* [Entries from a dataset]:
++++
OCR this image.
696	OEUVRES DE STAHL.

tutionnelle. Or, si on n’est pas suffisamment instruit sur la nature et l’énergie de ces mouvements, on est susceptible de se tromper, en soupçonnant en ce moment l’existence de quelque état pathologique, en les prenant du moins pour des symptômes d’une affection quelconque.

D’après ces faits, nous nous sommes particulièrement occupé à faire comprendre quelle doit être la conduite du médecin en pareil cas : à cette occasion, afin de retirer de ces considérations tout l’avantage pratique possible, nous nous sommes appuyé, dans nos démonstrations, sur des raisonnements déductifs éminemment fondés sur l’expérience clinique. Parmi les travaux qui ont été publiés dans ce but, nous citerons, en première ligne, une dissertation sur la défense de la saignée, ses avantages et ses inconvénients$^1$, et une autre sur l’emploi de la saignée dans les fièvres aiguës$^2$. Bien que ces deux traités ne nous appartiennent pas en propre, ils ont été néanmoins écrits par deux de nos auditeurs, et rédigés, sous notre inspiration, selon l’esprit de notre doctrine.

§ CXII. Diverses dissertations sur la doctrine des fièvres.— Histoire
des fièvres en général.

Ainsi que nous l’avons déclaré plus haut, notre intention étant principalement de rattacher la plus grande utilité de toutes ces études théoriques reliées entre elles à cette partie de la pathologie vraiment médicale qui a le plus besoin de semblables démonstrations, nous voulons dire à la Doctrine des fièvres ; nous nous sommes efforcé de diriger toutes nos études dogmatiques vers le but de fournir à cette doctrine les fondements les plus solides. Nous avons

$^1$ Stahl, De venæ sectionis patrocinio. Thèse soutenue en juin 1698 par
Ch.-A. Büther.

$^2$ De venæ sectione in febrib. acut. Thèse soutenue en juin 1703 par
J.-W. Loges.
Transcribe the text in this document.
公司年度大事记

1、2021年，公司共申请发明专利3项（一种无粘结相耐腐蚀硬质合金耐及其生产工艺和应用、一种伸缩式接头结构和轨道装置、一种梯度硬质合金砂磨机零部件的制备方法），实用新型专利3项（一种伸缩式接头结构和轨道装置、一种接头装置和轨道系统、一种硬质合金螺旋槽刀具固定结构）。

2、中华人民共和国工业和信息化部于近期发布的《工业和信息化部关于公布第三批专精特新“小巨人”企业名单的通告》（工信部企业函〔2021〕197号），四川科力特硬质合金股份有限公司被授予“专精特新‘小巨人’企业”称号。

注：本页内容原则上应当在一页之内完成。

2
++++
* [Task instructions]: Transcribe all entries exactly as they are given.

* [Answer to the exercise]:
OCR this image.
696	OEUVRES DE STAHL.

tutionnelle. Or, si on n’est pas suffisamment instruit sur la nature et l’énergie de ces mouvements, on est susceptible de se tromper, en soupçonnant en ce moment l’existence de quelque état pathologique, en les prenant du moins pour des symptômes d’une affection quelconque.

D’après ces faits, nous nous sommes particulièrement occupé à faire comprendre quelle doit être la conduite du médecin en pareil cas : à cette occasion, afin de retirer de ces considérations tout l’avantage pratique possible, nous nous sommes appuyé, dans nos démonstrations, sur des raisonnements déductifs éminemment fondés sur l’expérience clinique. Parmi les travaux qui ont été publiés dans ce but, nous citerons, en première ligne, une dissertation sur la défense de la saignée, ses avantages et ses inconvénients$^1$, et une autre sur l’emploi de la saignée dans les fièvres aiguës$^2$. Bien que ces deux traités ne nous appartiennent pas en propre, ils ont été néanmoins écrits par deux de nos auditeurs, et rédigés, sous notre inspiration, selon l’esprit de notre doctrine.

§ CXII. Diverses dissertations sur la doctrine des fièvres.— Histoire
des fièvres en général.

Ainsi que nous l’avons déclaré plus haut, notre intention étant principalement de rattacher la plus grande utilité de toutes ces études théoriques reliées entre elles à cette partie de la pathologie vraiment médicale qui a le plus besoin de semblables démonstrations, nous voulons dire à la Doctrine des fièvres ; nous nous sommes efforcé de diriger toutes nos études dogmatiques vers le but de fournir à cette doctrine les fondements les plus solides. Nous avons

$^1$ Stahl, De venæ sectionis patrocinio. Thèse soutenue en juin 1698 par
Ch.-A. Büther.

$^2$ De venæ sectione in febrib. acut. Thèse soutenue en juin 1703 par
J.-W. Loges.
Transcribe the text in this document.
公司年度大事记

1、2021年，公司共申请发明专利3项（一种无粘结相耐腐蚀硬质合金耐及其生产工艺和应用、一种伸缩式接头结构和轨道装置、一种梯度硬质合金砂磨机零部件的制备方法），实用新型专利3项（一种伸缩式接头结构和轨道装置、一种接头装置和轨道系统、一种硬质合金螺旋槽刀具固定结构）。

2、中华人民共和国工业和信息化部于近期发布的《工业和信息化部关于公布第三批专精特新“小巨人”企业名单的通告》（工信部企业函〔2021〕197号），四川科力特硬质合金股份有限公司被授予“专精特新‘小巨人’企业”称号。

注：本页内容原则上应当在一页之内完成。

2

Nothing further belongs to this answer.